── Exercise inputs ──
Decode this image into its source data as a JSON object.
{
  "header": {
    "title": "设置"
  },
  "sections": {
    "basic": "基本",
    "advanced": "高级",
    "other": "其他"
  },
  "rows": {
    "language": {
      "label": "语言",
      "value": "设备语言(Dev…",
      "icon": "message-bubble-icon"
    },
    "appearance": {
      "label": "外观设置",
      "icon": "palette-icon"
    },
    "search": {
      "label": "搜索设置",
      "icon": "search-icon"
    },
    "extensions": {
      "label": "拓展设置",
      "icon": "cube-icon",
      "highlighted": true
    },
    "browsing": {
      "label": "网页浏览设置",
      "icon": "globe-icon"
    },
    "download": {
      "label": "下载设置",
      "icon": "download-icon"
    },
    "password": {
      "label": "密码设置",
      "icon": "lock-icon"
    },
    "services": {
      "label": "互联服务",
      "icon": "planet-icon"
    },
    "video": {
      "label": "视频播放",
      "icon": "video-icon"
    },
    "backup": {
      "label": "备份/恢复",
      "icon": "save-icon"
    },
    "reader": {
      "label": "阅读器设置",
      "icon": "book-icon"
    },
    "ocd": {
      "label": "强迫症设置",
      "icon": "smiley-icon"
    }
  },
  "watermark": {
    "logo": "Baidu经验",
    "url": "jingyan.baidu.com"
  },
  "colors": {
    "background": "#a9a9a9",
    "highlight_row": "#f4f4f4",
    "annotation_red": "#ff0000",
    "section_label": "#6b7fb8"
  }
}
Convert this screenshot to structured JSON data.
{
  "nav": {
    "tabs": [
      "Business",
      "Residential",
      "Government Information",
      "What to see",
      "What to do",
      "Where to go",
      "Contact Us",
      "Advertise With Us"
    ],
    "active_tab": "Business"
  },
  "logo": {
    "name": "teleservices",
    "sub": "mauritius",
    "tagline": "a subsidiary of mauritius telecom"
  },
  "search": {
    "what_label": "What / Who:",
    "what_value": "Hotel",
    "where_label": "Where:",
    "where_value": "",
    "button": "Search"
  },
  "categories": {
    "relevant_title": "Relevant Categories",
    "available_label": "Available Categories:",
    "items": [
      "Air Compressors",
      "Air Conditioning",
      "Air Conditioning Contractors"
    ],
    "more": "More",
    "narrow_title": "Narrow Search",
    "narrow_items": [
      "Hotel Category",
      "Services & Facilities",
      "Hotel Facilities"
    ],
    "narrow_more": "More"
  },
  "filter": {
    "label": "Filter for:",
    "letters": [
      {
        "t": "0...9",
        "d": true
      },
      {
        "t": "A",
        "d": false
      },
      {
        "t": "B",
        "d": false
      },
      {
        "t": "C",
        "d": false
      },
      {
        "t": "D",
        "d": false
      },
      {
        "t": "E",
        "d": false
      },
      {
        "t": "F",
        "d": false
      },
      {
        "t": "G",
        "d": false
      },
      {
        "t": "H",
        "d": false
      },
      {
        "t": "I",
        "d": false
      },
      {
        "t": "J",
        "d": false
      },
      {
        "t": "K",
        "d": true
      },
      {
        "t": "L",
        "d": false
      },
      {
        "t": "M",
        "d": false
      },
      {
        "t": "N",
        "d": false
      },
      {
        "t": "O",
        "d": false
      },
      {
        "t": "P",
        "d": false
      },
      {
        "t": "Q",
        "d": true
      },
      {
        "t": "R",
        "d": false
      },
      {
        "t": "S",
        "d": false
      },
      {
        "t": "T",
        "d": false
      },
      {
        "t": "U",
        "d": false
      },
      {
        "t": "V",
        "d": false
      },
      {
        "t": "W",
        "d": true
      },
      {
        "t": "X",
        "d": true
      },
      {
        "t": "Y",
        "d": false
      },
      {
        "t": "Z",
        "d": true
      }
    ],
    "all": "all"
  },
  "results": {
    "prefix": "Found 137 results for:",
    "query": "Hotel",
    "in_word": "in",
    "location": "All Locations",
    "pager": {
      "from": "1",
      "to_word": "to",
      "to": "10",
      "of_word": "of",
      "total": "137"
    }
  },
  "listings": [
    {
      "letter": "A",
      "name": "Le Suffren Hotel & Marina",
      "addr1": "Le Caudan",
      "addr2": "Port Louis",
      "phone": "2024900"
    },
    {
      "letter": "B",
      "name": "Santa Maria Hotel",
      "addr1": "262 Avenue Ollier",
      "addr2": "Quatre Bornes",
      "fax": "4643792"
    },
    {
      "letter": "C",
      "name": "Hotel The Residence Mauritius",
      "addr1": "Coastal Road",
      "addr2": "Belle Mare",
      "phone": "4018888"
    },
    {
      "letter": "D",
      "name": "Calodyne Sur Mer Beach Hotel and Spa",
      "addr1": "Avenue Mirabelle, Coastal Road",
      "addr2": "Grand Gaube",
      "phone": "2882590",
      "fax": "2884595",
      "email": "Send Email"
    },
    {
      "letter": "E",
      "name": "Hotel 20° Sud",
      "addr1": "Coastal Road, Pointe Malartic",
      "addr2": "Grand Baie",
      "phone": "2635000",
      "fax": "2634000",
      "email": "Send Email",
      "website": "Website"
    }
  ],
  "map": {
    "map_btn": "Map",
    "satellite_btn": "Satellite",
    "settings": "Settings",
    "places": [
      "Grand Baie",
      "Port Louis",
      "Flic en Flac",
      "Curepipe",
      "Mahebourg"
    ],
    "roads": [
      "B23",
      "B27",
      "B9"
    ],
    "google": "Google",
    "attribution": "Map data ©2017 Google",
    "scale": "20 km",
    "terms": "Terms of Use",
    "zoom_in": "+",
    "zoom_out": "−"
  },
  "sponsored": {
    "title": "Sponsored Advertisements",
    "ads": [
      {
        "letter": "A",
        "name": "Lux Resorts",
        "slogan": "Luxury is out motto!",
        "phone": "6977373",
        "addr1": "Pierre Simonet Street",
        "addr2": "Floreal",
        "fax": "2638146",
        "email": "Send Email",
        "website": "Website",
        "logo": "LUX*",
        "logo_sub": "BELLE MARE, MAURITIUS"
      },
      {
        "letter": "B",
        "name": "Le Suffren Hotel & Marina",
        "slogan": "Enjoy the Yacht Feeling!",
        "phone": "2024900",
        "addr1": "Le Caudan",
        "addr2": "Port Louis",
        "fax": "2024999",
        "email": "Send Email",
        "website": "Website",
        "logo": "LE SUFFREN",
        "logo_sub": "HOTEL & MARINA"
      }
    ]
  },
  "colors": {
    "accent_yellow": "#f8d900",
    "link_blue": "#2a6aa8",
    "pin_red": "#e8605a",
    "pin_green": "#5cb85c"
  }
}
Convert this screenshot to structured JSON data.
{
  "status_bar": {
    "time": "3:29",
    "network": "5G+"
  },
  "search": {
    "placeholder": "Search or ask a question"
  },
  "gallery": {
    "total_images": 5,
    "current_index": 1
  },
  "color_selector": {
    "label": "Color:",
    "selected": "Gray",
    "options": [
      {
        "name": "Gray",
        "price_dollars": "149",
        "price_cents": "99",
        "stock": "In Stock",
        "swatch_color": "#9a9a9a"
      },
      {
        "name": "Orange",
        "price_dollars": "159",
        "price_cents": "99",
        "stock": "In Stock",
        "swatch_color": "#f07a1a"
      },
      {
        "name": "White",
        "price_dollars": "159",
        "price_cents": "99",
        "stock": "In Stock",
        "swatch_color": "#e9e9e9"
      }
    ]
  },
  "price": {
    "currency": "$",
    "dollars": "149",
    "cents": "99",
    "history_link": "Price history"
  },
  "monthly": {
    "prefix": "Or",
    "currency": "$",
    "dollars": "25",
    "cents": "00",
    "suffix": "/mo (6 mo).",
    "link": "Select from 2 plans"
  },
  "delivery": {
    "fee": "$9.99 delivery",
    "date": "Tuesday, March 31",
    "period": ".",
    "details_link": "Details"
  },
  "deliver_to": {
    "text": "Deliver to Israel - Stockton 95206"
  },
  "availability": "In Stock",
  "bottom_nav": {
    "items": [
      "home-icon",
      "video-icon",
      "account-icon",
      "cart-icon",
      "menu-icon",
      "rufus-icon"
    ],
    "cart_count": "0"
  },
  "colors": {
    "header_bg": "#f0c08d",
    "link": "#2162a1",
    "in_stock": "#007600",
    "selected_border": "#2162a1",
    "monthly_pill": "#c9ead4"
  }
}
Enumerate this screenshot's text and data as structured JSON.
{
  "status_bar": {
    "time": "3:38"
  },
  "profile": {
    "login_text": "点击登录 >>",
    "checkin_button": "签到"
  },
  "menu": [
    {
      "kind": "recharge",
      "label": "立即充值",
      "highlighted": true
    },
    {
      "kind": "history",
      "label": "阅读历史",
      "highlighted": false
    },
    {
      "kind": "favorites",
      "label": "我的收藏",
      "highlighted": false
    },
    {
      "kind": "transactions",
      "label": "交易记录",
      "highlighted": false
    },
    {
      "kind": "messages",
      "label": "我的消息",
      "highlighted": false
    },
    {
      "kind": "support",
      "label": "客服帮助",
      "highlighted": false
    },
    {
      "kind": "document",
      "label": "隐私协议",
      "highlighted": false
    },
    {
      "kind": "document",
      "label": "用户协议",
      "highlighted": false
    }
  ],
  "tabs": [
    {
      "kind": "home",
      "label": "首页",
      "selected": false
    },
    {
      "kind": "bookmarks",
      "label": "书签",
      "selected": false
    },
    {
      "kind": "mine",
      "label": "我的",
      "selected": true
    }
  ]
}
───
Exercise instructions
Lines containing the word "data" must all be returned from the material above.

Task response
Decode this image into its source data as a JSON object.
Convert this screenshot to structured JSON data.
    "attribution": "Map data ©2017 Google",
Convert this screenshot to structured JSON data.
Enumerate this screenshot's text and data as structured JSON.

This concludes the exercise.